> [YOUR TASK] Without the pictures, set down every line of the data exactly.

[Data entries]

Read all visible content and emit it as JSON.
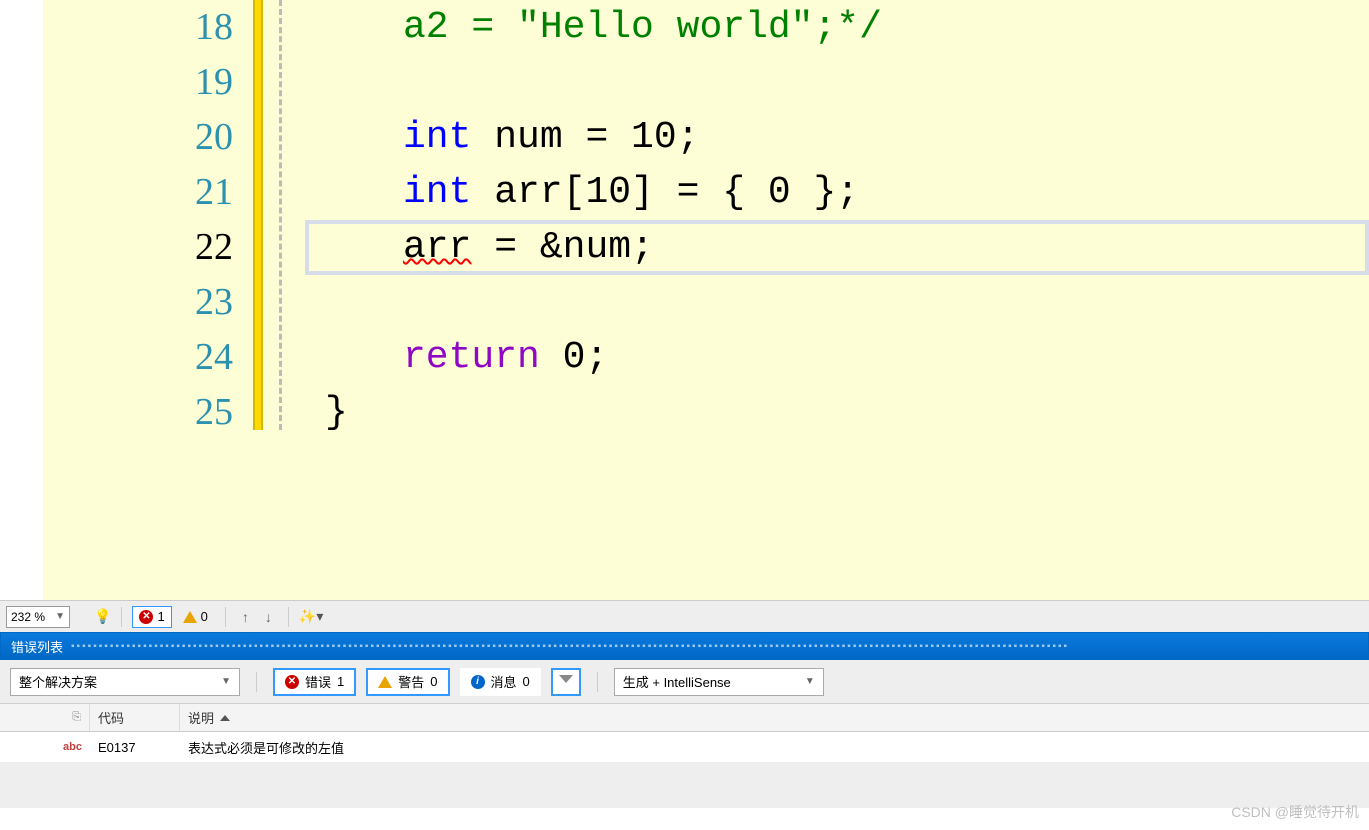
{
  "editor": {
    "line_numbers": [
      "18",
      "19",
      "20",
      "21",
      "22",
      "23",
      "24",
      "25"
    ],
    "current_line_index": 4,
    "lines": {
      "l18": {
        "pre": "a2 = ",
        "str": "\"Hello world\"",
        "post": ";*/"
      },
      "l20": {
        "type": "int",
        "rest": " num = 10;"
      },
      "l21": {
        "type": "int",
        "rest": " arr[10] = { 0 };"
      },
      "l22": {
        "err": "arr",
        "rest": " = &num;"
      },
      "l24": {
        "kw": "return",
        "rest": " 0;"
      },
      "l25": "}"
    }
  },
  "toolbar": {
    "zoom": "232 %",
    "errors": "1",
    "warnings": "0"
  },
  "panel": {
    "title": "错误列表",
    "scope": "整个解决方案",
    "filters": {
      "errors_label": "错误",
      "errors_count": "1",
      "warnings_label": "警告",
      "warnings_count": "0",
      "messages_label": "消息",
      "messages_count": "0"
    },
    "source_combo": "生成 + IntelliSense",
    "columns": {
      "code": "代码",
      "desc": "说明"
    },
    "row": {
      "icon": "abc",
      "code": "E0137",
      "desc": "表达式必须是可修改的左值"
    }
  },
  "watermark": "CSDN @睡觉待开机"
}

> [EXERCISE OUTPUT]
Read all visible content and emit it as JSON.
{
  "editor": {
    "line_numbers": [
      "18",
      "19",
      "20",
      "21",
      "22",
      "23",
      "24",
      "25"
    ],
    "current_line_index": 4,
    "lines": {
      "l18": {
        "pre": "a2 = ",
        "str": "\"Hello world\"",
        "post": ";*/"
      },
      "l20": {
        "type": "int",
        "rest": " num = 10;"
      },
      "l21": {
        "type": "int",
        "rest": " arr[10] = { 0 };"
      },
      "l22": {
        "err": "arr",
        "rest": " = &num;"
      },
      "l24": {
        "kw": "return",
        "rest": " 0;"
      },
      "l25": "}"
    }
  },
  "toolbar": {
    "zoom": "232 %",
    "errors": "1",
    "warnings": "0"
  },
  "panel": {
    "title": "错误列表",
    "scope": "整个解决方案",
    "filters": {
      "errors_label": "错误",
      "errors_count": "1",
      "warnings_label": "警告",
      "warnings_count": "0",
      "messages_label": "消息",
      "messages_count": "0"
    },
    "source_combo": "生成 + IntelliSense",
    "columns": {
      "code": "代码",
      "desc": "说明"
    },
    "row": {
      "icon": "abc",
      "code": "E0137",
      "desc": "表达式必须是可修改的左值"
    }
  },
  "watermark": "CSDN @睡觉待开机"
}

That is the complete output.